> _Saved data entries_
- - -

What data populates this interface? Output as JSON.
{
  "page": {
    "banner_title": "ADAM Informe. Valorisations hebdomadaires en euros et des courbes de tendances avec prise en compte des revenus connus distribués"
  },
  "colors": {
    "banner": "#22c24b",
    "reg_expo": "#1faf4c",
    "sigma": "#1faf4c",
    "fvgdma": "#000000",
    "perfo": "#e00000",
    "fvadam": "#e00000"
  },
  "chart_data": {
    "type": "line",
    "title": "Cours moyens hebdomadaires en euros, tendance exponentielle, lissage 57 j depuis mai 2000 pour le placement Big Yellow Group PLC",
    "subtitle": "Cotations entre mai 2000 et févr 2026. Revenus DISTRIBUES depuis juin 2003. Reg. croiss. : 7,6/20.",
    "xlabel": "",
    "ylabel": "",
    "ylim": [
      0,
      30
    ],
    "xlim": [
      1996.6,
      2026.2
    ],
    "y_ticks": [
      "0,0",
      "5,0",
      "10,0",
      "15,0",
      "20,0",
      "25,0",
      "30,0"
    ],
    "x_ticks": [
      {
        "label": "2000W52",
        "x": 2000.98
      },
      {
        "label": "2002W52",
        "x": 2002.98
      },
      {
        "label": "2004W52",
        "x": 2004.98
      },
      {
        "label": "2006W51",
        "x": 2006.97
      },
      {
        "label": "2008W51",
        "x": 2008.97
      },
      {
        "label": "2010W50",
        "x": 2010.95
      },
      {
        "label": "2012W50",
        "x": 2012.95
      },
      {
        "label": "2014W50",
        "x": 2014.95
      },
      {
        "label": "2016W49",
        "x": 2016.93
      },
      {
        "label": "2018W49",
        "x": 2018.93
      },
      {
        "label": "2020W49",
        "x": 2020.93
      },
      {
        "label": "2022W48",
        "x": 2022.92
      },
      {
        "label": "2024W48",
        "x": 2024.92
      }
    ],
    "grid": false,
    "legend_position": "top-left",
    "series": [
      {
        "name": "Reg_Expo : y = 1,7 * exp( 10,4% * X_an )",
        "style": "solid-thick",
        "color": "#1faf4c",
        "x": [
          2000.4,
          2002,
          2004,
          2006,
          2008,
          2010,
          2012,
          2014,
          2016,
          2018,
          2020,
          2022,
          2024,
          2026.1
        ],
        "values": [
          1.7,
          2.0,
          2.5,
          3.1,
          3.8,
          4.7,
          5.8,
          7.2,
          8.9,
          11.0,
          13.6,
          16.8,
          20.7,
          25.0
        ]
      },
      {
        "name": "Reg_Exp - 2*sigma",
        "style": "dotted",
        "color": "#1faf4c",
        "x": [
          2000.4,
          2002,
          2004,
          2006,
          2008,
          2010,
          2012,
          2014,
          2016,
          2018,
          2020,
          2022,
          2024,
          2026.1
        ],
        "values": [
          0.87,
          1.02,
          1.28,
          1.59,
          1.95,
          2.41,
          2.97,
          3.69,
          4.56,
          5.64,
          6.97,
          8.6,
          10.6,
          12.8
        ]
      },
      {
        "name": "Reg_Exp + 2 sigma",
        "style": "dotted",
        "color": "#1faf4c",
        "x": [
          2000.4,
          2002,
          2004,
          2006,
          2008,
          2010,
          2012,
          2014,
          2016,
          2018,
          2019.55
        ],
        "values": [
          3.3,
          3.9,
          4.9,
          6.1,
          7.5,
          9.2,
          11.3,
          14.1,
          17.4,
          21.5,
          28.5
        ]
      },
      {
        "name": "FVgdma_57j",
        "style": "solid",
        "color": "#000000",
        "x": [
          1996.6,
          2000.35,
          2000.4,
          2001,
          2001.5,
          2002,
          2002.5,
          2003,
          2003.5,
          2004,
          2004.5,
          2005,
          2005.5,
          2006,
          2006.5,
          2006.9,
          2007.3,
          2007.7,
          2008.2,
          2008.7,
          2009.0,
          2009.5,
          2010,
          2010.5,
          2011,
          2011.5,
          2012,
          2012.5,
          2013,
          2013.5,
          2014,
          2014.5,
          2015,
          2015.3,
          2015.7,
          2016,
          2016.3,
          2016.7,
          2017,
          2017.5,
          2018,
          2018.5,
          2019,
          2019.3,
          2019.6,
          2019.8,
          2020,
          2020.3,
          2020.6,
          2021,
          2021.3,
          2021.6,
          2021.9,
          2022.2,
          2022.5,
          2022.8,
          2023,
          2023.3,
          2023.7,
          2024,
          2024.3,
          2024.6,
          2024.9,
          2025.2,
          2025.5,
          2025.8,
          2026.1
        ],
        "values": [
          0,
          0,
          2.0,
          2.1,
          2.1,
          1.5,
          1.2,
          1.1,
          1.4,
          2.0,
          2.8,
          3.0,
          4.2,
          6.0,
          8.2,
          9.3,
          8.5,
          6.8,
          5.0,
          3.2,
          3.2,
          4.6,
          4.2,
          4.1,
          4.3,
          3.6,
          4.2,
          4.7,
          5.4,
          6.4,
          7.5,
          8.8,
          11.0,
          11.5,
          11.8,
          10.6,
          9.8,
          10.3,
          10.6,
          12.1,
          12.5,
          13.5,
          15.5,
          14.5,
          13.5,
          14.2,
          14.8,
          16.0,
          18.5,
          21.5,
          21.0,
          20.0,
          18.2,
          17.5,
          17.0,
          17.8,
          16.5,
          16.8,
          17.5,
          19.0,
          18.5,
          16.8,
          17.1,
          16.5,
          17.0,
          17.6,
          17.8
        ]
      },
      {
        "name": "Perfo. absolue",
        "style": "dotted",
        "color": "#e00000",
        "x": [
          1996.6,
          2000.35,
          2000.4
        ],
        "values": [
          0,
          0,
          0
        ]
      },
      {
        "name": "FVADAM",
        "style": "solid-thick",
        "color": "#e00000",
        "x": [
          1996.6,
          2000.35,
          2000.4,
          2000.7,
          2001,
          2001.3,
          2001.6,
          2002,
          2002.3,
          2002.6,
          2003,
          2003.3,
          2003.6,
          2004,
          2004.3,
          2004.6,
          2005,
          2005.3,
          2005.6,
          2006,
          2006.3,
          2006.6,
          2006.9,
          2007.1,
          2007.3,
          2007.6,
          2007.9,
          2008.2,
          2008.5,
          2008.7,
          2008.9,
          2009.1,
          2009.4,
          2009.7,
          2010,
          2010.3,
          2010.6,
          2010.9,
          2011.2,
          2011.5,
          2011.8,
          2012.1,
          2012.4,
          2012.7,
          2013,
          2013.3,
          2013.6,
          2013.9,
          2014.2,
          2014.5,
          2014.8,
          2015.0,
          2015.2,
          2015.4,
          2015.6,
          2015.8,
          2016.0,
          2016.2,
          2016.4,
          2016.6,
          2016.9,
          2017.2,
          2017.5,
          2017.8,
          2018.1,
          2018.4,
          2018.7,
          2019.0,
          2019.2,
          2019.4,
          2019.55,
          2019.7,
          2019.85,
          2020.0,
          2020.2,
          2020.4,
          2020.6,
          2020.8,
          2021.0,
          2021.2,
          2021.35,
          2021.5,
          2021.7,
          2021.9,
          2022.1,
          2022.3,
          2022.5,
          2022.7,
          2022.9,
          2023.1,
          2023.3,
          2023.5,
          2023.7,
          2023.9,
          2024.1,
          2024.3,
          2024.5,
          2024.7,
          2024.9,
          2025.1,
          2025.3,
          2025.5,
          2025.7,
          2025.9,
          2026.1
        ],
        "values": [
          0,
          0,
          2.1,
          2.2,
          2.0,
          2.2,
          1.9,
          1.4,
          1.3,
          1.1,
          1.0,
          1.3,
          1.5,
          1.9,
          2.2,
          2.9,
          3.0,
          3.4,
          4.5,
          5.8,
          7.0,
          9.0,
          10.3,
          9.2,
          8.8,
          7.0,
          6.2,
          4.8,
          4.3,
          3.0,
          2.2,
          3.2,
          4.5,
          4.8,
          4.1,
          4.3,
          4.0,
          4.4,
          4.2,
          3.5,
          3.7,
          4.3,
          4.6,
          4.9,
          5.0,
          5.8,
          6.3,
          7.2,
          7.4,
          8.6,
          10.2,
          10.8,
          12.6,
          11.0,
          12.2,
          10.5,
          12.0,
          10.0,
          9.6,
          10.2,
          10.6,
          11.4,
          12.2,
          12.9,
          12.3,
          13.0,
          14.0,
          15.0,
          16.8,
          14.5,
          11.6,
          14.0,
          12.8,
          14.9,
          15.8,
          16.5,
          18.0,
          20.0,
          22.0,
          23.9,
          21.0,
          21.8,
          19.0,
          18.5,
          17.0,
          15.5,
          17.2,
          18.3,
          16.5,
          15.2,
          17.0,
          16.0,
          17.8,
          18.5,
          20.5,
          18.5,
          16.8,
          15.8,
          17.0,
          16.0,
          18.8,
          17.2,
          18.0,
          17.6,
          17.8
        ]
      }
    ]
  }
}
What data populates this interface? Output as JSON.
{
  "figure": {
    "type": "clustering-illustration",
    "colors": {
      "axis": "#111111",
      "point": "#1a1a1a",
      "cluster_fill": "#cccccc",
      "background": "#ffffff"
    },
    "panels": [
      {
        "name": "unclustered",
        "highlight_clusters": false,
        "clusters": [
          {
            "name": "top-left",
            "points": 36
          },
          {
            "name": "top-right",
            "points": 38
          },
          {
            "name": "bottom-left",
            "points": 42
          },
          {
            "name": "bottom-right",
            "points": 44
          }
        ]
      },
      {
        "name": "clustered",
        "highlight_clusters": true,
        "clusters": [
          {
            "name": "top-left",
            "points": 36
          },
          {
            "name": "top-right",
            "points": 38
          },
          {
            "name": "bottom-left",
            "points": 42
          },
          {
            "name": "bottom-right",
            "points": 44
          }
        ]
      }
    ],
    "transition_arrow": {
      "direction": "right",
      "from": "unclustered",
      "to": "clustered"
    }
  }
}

- - -

Count each line above in which the string "unclustered" appears, then state only the total.

> _Problem solution_
2